Brief: Scan the following material for the string "data" and copy each line in which it appears.

Material for the task:

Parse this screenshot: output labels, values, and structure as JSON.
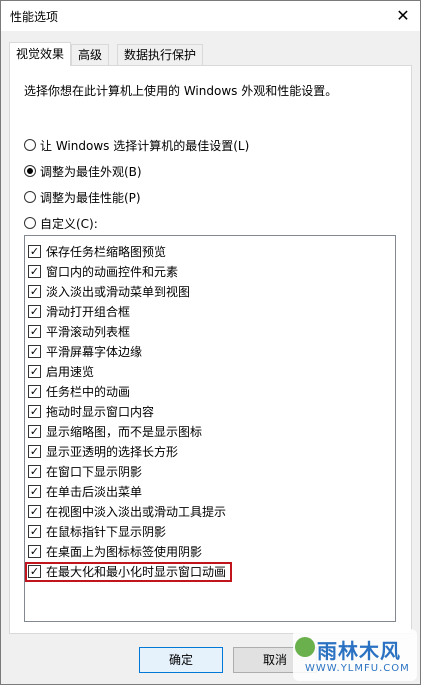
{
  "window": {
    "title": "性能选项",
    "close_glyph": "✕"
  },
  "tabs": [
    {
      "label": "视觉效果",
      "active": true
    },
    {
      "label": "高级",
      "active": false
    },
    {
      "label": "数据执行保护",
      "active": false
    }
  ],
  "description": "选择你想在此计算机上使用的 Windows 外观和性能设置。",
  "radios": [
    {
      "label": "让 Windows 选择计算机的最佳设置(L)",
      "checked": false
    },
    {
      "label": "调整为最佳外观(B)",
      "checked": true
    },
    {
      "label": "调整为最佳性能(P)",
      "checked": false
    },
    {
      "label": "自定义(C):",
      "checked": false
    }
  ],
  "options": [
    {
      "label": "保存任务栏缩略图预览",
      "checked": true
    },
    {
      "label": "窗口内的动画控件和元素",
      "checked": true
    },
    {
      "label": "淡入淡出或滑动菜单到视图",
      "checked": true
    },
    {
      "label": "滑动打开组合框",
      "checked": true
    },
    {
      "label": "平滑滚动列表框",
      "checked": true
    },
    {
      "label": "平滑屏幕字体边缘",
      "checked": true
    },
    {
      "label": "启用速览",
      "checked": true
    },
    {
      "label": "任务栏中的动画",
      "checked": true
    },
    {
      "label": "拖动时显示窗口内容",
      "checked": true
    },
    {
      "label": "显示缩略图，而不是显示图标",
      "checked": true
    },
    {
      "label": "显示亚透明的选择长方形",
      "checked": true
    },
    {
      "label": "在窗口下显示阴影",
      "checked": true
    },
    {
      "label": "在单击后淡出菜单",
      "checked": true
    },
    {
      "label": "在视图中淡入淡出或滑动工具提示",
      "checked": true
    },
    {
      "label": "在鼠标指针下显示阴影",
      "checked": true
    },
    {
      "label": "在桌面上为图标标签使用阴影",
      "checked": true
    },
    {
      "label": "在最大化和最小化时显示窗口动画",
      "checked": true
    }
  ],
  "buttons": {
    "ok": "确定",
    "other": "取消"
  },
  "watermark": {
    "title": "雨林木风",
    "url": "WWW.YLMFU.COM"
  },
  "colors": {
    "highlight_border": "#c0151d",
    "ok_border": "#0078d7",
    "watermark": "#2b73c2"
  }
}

--

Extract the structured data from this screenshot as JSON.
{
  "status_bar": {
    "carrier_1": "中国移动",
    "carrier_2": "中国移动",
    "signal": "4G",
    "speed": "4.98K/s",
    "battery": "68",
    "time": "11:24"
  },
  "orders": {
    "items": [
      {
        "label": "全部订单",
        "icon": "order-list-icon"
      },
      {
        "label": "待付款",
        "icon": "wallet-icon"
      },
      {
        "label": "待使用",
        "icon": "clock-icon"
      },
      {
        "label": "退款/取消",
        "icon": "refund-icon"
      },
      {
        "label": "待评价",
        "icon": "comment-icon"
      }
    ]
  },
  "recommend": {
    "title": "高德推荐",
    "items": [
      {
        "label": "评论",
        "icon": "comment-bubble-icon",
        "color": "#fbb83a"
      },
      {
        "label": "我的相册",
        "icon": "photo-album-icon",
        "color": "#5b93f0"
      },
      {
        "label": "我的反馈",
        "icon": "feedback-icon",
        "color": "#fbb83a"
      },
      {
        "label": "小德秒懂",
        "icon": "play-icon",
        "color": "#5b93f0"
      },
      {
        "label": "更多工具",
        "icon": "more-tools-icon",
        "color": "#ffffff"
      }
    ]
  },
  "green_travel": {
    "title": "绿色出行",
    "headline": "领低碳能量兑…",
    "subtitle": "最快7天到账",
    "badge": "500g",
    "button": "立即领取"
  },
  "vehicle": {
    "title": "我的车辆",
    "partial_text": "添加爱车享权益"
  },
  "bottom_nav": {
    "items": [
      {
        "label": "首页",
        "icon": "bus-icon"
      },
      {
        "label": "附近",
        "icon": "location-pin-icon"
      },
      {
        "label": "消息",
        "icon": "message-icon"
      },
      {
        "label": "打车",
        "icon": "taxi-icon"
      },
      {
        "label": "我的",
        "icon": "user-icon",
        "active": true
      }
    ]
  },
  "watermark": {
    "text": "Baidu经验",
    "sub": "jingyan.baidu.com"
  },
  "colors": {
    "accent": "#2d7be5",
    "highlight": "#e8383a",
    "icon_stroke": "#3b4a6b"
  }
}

---

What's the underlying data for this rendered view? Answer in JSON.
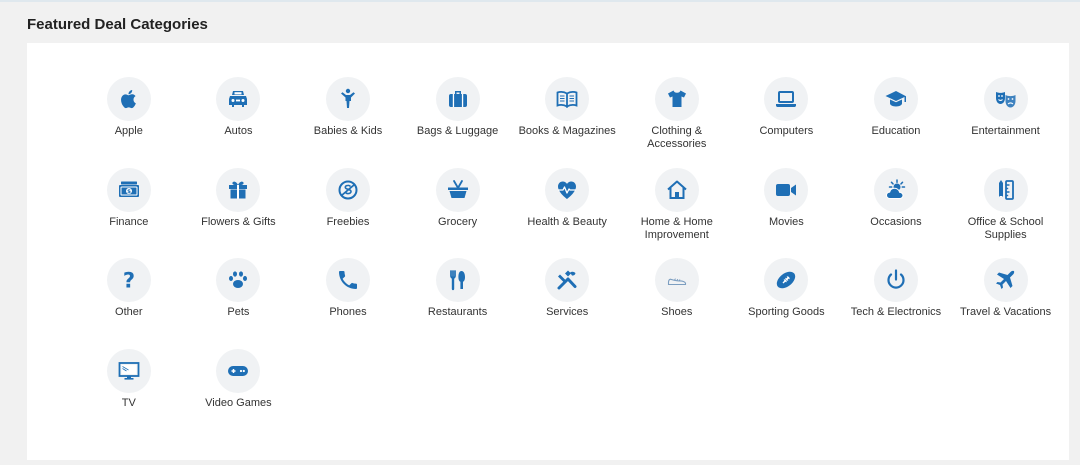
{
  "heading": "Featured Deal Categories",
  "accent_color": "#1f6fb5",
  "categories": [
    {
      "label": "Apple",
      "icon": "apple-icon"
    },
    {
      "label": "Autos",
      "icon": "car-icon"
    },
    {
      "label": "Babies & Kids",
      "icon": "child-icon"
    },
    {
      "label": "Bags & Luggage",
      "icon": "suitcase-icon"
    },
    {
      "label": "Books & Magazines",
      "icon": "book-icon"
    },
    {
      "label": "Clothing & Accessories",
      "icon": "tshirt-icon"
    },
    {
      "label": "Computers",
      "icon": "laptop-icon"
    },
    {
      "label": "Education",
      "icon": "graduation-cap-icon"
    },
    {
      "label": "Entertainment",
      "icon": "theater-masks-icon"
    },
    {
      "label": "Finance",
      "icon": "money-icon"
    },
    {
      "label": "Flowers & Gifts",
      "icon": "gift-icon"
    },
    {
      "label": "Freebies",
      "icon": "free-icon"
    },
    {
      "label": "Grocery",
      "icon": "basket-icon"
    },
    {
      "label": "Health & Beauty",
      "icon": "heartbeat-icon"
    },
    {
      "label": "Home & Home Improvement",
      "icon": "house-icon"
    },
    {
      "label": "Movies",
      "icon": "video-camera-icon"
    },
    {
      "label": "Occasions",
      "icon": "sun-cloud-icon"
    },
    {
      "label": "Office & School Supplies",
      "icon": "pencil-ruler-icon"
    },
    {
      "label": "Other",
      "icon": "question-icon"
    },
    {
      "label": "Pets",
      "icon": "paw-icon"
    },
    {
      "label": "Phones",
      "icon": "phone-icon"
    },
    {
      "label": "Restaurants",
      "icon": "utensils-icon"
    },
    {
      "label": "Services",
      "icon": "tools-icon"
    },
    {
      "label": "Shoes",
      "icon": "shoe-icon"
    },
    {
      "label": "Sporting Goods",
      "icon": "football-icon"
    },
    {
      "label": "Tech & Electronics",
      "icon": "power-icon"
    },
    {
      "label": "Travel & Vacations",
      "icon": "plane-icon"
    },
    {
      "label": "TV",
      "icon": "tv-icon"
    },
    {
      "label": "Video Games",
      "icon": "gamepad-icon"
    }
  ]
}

Result of this task:
Extract the structured data from this screenshot as JSON.
What's the underlying data for this rendered view? Answer in JSON.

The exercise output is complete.